*RECORDS FOR THE TASK*.
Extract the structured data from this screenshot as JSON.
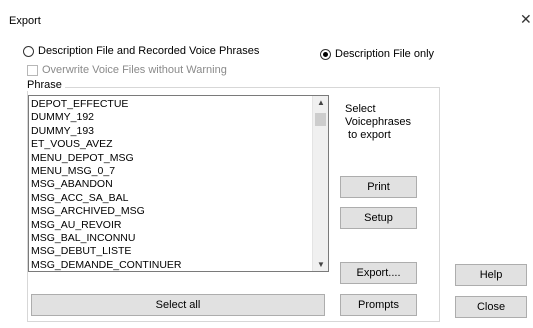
{
  "window": {
    "title": "Export",
    "close_glyph": "✕"
  },
  "options": {
    "radio_full": "Description File and Recorded Voice Phrases",
    "radio_desc_only": "Description File only",
    "selected": "Description File only",
    "overwrite_checkbox": "Overwrite Voice Files without Warning",
    "overwrite_checked": false
  },
  "phrase_group": {
    "label": "Phrase",
    "items": [
      "DEPOT_EFFECTUE",
      "DUMMY_192",
      "DUMMY_193",
      "ET_VOUS_AVEZ",
      "MENU_DEPOT_MSG",
      "MENU_MSG_0_7",
      "MSG_ABANDON",
      "MSG_ACC_SA_BAL",
      "MSG_ARCHIVED_MSG",
      "MSG_AU_REVOIR",
      "MSG_BAL_INCONNU",
      "MSG_DEBUT_LISTE",
      "MSG_DEMANDE_CONTINUER"
    ],
    "info_lines": [
      "Select",
      "Voicephrases",
      " to export"
    ]
  },
  "buttons": {
    "print": "Print",
    "setup": "Setup",
    "export": "Export....",
    "select_all": "Select all",
    "prompts": "Prompts",
    "help": "Help",
    "close": "Close"
  },
  "icons": {
    "close": "close-icon",
    "scroll_up": "chevron-up-icon",
    "scroll_down": "chevron-down-icon"
  }
}
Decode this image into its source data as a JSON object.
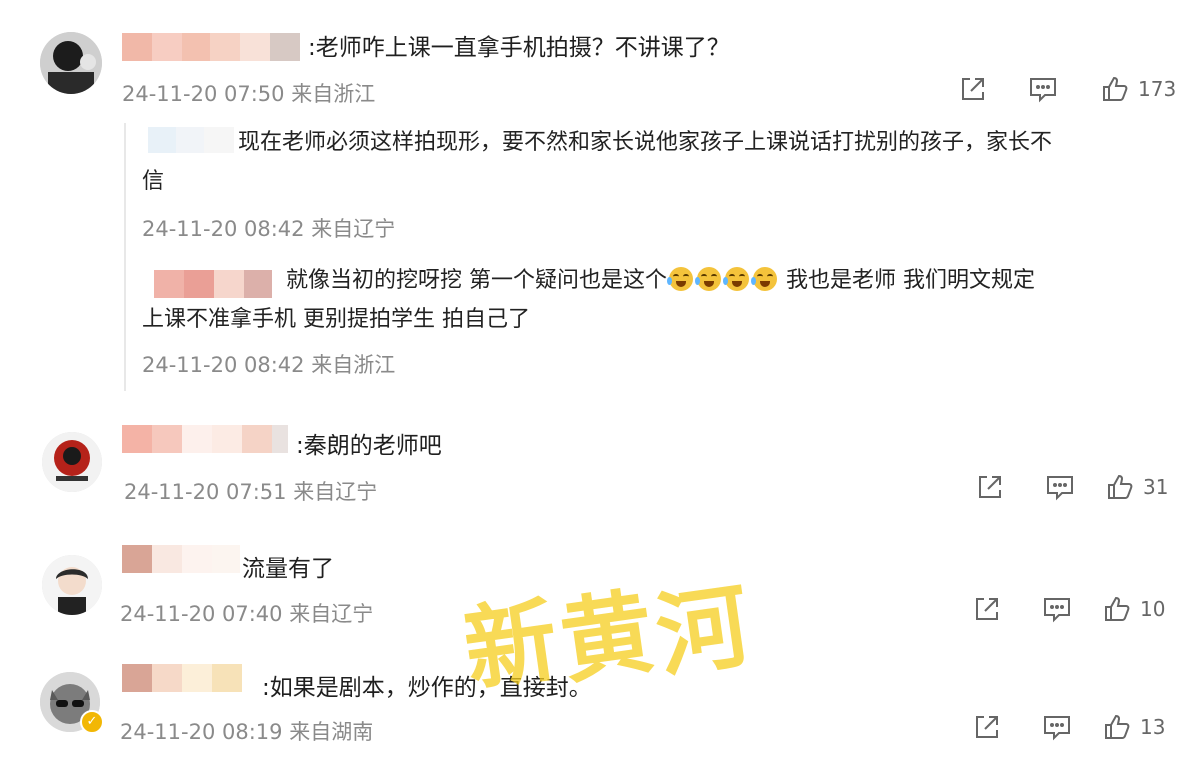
{
  "comments": [
    {
      "text": ":老师咋上课一直拿手机拍摄？不讲课了？",
      "time": "24-11-20 07:50 来自浙江",
      "likes": "173",
      "replies": [
        {
          "text_line1": "现在老师必须这样拍现形，要不然和家长说他家孩子上课说话打扰别的孩子，家长不",
          "text_line2": "信",
          "time": "24-11-20 08:42 来自辽宁"
        },
        {
          "text_a": "就像当初的挖呀挖 第一个疑问也是这个",
          "text_b": " 我也是老师 我们明文规定",
          "text_line2": "上课不准拿手机 更别提拍学生 拍自己了",
          "time": "24-11-20 08:42 来自浙江"
        }
      ]
    },
    {
      "text": ":秦朗的老师吧",
      "time": "24-11-20 07:51 来自辽宁",
      "likes": "31"
    },
    {
      "text": "流量有了",
      "time": "24-11-20 07:40 来自辽宁",
      "likes": "10"
    },
    {
      "text": ":如果是剧本，炒作的，直接封。",
      "time": "24-11-20 08:19 来自湖南",
      "likes": "13"
    }
  ],
  "watermark": [
    "新",
    "黄",
    "河"
  ],
  "icons": {
    "share": "share-icon",
    "comment": "comment-icon",
    "like": "thumbs-up-icon",
    "emoji": "laugh-cry-emoji",
    "verified": "verified-badge-icon"
  },
  "colors": {
    "watermark": "#f5cd1e",
    "meta_text": "#8a8a8a",
    "verified_badge": "#f2b705"
  }
}
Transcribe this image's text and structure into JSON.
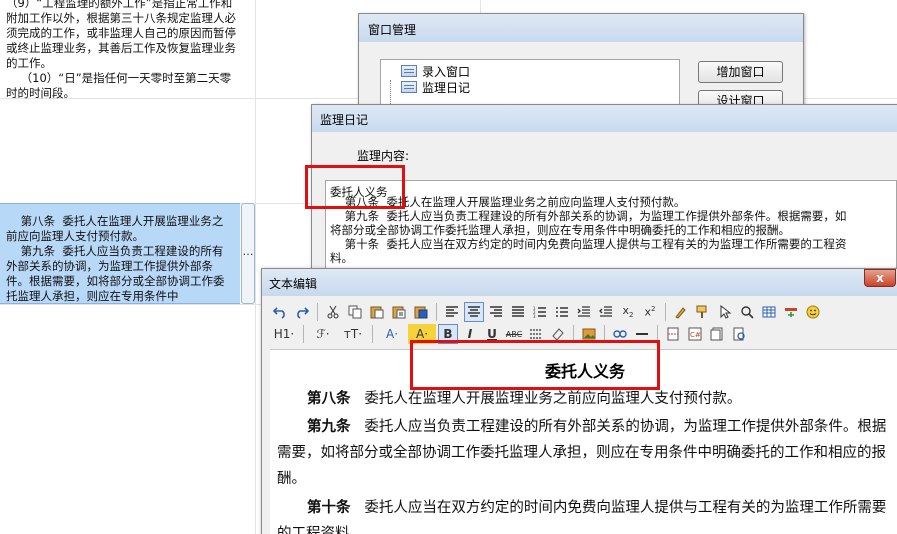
{
  "background": {
    "top_text": "（9）“工程监理的额外工作”是指正常工作和附加工作以外，根据第三十八条规定监理人必须完成的工作，或非监理人自己的原因而暂停或终止监理业务，其善后工作及恢复监理业务的工作。\n    （10）“日”是指任何一天零时至第二天零时的时间段。",
    "selected_cell_text": "    第八条  委托人在监理人开展监理业务之前应向监理人支付预付款。\n    第九条  委托人应当负责工程建设的所有外部关系的协调，为监理工作提供外部条件。根据需要，如将部分或全部协调工作委托监理人承担，则应在专用条件中",
    "cell_button_label": "…"
  },
  "window_manager": {
    "title": "窗口管理",
    "tree_items": [
      "录入窗口",
      "监理日记"
    ],
    "buttons": [
      "增加窗口",
      "设计窗口"
    ]
  },
  "diary": {
    "title": "监理日记",
    "content_label": "监理内容:",
    "content_heading": "委托人义务",
    "content_lines": [
      "    第八条  委托人在监理人开展监理业务之前应向监理人支付预付款。",
      "    第九条  委托人应当负责工程建设的所有外部关系的协调，为监理工作提供外部条件。根据需要，如",
      "将部分或全部协调工作委托监理人承担，则应在专用条件中明确委托的工作和相应的报酬。",
      "    第十条  委托人应当在双方约定的时间内免费向监理人提供与工程有关的为监理工作所需要的工程资",
      "料。"
    ]
  },
  "editor": {
    "title": "文本编辑",
    "close_label": "x",
    "toolbar_row2": {
      "heading": "H1·",
      "font": "ℱ·",
      "size": "тT·",
      "font_color": "A·",
      "highlight": "A·",
      "bold": "B",
      "italic": "I",
      "underline": "U",
      "strike": "ABC"
    },
    "document": {
      "title": "委托人义务",
      "paragraphs": [
        {
          "article": "第八条",
          "text": "委托人在监理人开展监理业务之前应向监理人支付预付款。"
        },
        {
          "article": "第九条",
          "text": "委托人应当负责工程建设的所有外部关系的协调，为监理工作提供外部条件。根据需要，如将部分或全部协调工作委托监理人承担，则应在专用条件中明确委托的工作和相应的报酬。"
        },
        {
          "article": "第十条",
          "text": "委托人应当在双方约定的时间内免费向监理人提供与工程有关的为监理工作所需要的工程资料。"
        }
      ]
    }
  },
  "colors": {
    "highlight_box": "#e01010",
    "selection": "#b8d8f8",
    "titlebar": "#c8d9ee"
  }
}
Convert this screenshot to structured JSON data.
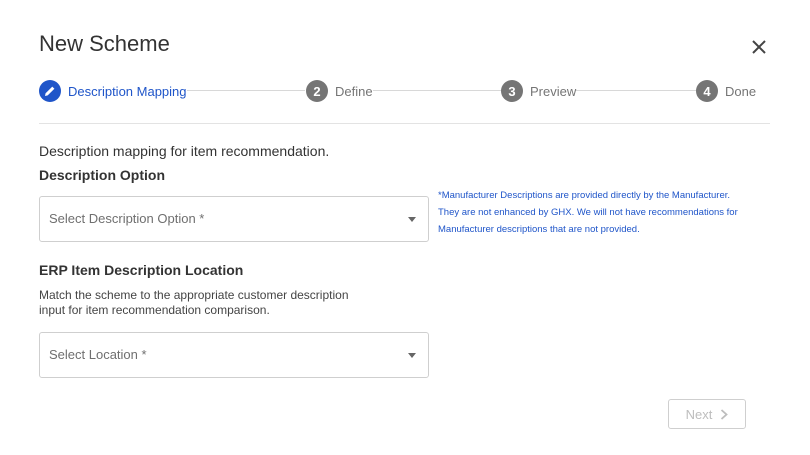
{
  "dialog": {
    "title": "New Scheme"
  },
  "stepper": {
    "steps": [
      {
        "number": "",
        "label": "Description Mapping",
        "state": "active",
        "icon": "pencil-icon"
      },
      {
        "number": "2",
        "label": "Define",
        "state": "inactive"
      },
      {
        "number": "3",
        "label": "Preview",
        "state": "inactive"
      },
      {
        "number": "4",
        "label": "Done",
        "state": "inactive"
      }
    ]
  },
  "content": {
    "intro": "Description mapping for item recommendation.",
    "description_option": {
      "heading": "Description Option",
      "placeholder": "Select Description Option *"
    },
    "manufacturer_note": "*Manufacturer Descriptions are provided directly by the Manufacturer. They are not enhanced by GHX. We will not have recommendations for Manufacturer descriptions that are not provided.",
    "erp_location": {
      "heading": "ERP Item Description Location",
      "help": "Match the scheme to the appropriate customer description input for item recommendation comparison.",
      "placeholder": "Select Location *"
    }
  },
  "footer": {
    "next_label": "Next",
    "next_disabled": true
  },
  "colors": {
    "accent": "#1f55c9",
    "inactive_step": "#757575",
    "disabled_text": "#bdbdbd"
  }
}
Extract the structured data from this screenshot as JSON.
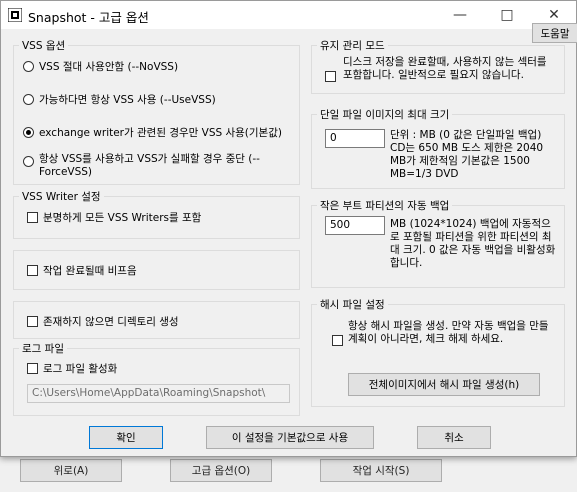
{
  "background_window": {
    "buttons": [
      "위로(A)",
      "고급 옵션(O)",
      "작업 시작(S)"
    ]
  },
  "window": {
    "title": "Snapshot - 고급 옵션",
    "minimize_icon": "minimize-icon",
    "maximize_icon": "maximize-icon",
    "close_icon": "close-icon",
    "help_label": "도움말"
  },
  "vss": {
    "legend": "VSS 옵션",
    "options": [
      {
        "label": "VSS 절대 사용안함 (--NoVSS)",
        "selected": false
      },
      {
        "label": "가능하다면 항상 VSS 사용 (--UseVSS)",
        "selected": false
      },
      {
        "label": "exchange writer가 관련된 경우만 VSS 사용(기본값)",
        "selected": true
      },
      {
        "label": "항상 VSS를 사용하고 VSS가 실패할 경우 중단 (--ForceVSS)",
        "selected": false
      }
    ]
  },
  "vss_writer": {
    "legend": "VSS Writer 설정",
    "label": "분명하게 모든 VSS Writers를 포함",
    "checked": false
  },
  "beep": {
    "label": "작업 완료될때 비프음",
    "checked": false
  },
  "create_dir": {
    "label": "존재하지 않으면 디렉토리 생성",
    "checked": false
  },
  "log": {
    "legend": "로그 파일",
    "label": "로그 파일 활성화",
    "checked": false,
    "path": "C:\\Users\\Home\\AppData\\Roaming\\Snapshot\\"
  },
  "maintenance": {
    "legend": "유지 관리 모드",
    "label": "디스크 저장을 완료할때, 사용하지 않는 섹터를 포함합니다. 일반적으로 필요지 않습니다.",
    "checked": false
  },
  "max_size": {
    "legend": "단일 파일 이미지의 최대 크기",
    "value": "0",
    "description": "단위 : MB (0 값은 단일파일 백업) CD는 650 MB 도스 제한은 2040 MB가 제한적임 기본값은 1500 MB=1/3 DVD"
  },
  "boot": {
    "legend": "작은 부트 파티션의 자동 백업",
    "value": "500",
    "description": "MB (1024*1024) 백업에 자동적으로 포함될 파티션을 위한 파티션의 최대 크기. 0 값은 자동 백업을 비활성화 합니다."
  },
  "hash": {
    "legend": "해시 파일 설정",
    "label": "항상 해시 파일을 생성. 만약 자동 백업을 만들 계획이 아니라면, 체크 해제 하세요.",
    "checked": false,
    "button": "전체이미지에서 해시 파일 생성(h)"
  },
  "footer": {
    "ok": "확인",
    "reset": "이 설정을 기본값으로 사용",
    "cancel": "취소"
  }
}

*TO DO*.
Of the lines in the listing above, how many hold the string "来自辽宁"? Reply with the number only.

*WRITTEN RESPONSE*.
3